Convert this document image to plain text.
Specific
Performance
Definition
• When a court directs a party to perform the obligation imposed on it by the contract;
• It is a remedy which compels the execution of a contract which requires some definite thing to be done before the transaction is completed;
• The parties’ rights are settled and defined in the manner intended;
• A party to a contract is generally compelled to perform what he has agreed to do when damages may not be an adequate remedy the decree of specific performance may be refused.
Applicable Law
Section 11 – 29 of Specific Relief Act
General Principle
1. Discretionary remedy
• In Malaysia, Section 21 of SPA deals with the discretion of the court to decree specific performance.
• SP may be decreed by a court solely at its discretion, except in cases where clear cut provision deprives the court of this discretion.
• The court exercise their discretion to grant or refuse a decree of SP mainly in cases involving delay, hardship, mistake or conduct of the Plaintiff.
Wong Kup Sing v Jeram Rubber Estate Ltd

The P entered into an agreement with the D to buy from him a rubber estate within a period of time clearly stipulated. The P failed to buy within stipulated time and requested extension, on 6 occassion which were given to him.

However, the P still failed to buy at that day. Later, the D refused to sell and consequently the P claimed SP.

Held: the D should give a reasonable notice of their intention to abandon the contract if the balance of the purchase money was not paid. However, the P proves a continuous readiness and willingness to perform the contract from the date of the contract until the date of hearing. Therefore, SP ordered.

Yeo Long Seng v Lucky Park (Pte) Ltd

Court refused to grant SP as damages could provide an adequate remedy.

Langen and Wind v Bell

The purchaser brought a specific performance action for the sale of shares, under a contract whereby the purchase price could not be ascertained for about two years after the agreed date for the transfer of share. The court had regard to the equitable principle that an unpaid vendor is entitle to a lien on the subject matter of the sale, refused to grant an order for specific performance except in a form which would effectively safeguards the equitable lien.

+===+

• Brief
Only lines that contain the word "grant" are wanted; copy each of them.

• Written reply
• The court exercise their discretion to grant or refuse a decree of SP mainly in cases involving delay, hardship, mistake or conduct of the Plaintiff.
Court refused to grant SP as damages could provide an adequate remedy.
The purchaser brought a specific performance action for the sale of shares, under a contract whereby the purchase price could not be ascertained for about two years after the agreed date for the transfer of share. The court had regard to the equitable principle that an unpaid vendor is entitle to a lien on the subject matter of the sale, refused to grant an order for specific performance except in a form which would effectively safeguards the equitable lien.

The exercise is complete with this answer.